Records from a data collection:
━━━━━━

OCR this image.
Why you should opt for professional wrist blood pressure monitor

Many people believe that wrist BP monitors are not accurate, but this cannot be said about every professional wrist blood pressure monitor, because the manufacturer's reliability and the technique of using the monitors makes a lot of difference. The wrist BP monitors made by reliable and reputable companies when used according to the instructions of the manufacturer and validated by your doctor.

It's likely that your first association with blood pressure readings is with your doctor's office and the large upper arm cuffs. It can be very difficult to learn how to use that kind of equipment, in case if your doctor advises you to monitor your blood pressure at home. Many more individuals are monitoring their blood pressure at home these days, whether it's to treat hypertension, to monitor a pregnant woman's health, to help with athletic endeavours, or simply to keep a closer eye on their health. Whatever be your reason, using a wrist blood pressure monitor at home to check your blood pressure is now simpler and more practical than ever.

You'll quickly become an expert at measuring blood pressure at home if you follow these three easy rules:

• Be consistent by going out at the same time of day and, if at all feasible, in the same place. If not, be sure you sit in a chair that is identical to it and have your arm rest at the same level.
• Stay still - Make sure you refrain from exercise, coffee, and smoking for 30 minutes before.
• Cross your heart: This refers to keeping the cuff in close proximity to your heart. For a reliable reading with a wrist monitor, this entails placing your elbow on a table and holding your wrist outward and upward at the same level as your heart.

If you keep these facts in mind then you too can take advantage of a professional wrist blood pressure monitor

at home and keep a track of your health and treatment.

━━━━━━

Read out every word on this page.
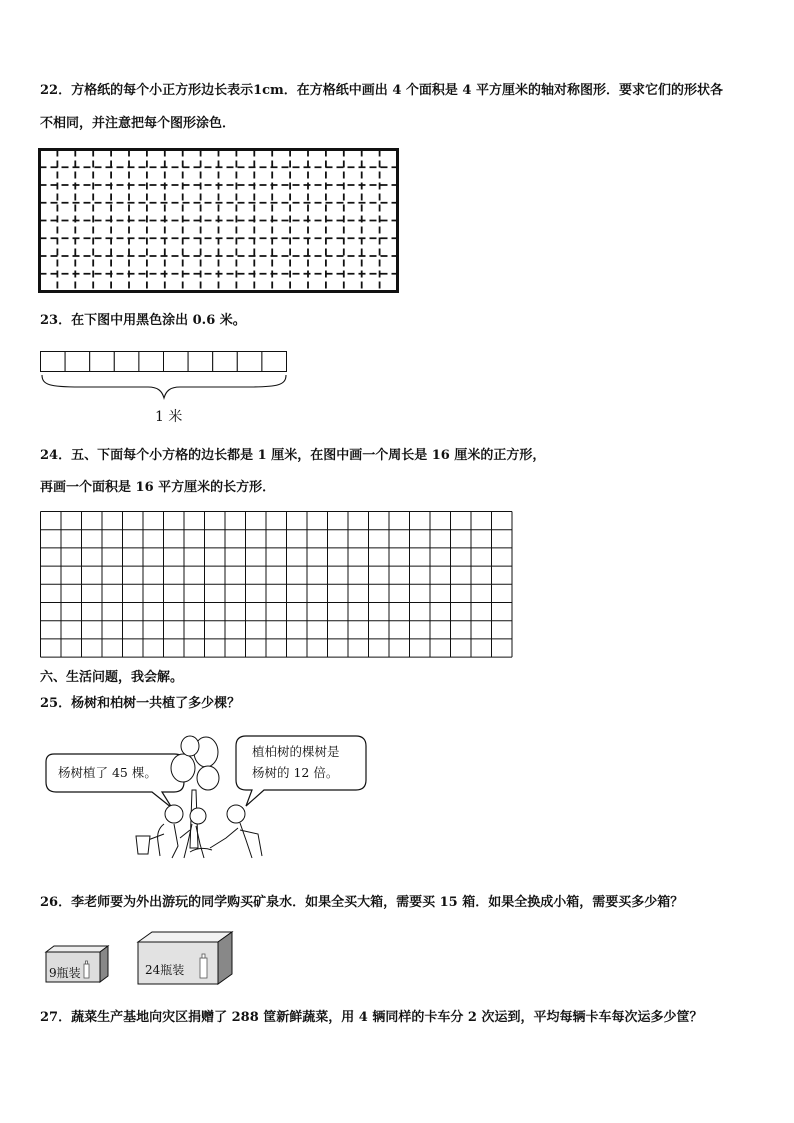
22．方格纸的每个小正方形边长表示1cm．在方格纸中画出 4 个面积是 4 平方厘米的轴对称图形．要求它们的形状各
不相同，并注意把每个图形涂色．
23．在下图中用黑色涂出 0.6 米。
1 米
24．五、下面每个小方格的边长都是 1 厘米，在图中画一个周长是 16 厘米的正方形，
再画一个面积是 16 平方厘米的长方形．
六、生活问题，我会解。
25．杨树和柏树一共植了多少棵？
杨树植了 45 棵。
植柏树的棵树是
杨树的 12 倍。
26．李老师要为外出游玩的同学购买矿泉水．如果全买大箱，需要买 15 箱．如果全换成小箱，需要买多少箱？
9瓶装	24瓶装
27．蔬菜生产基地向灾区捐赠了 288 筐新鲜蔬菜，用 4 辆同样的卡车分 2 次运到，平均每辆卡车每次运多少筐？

━━━━━━

Directions for this task:
Using the listing above, list every line in which the string "level" occurs.

Problem solution:
• Be consistent by going out at the same time of day and, if at all feasible, in the same place. If not, be sure you sit in a chair that is identical to it and have your arm rest at the same level.
• Cross your heart: This refers to keeping the cuff in close proximity to your heart. For a reliable reading with a wrist monitor, this entails placing your elbow on a table and holding your wrist outward and upward at the same level as your heart.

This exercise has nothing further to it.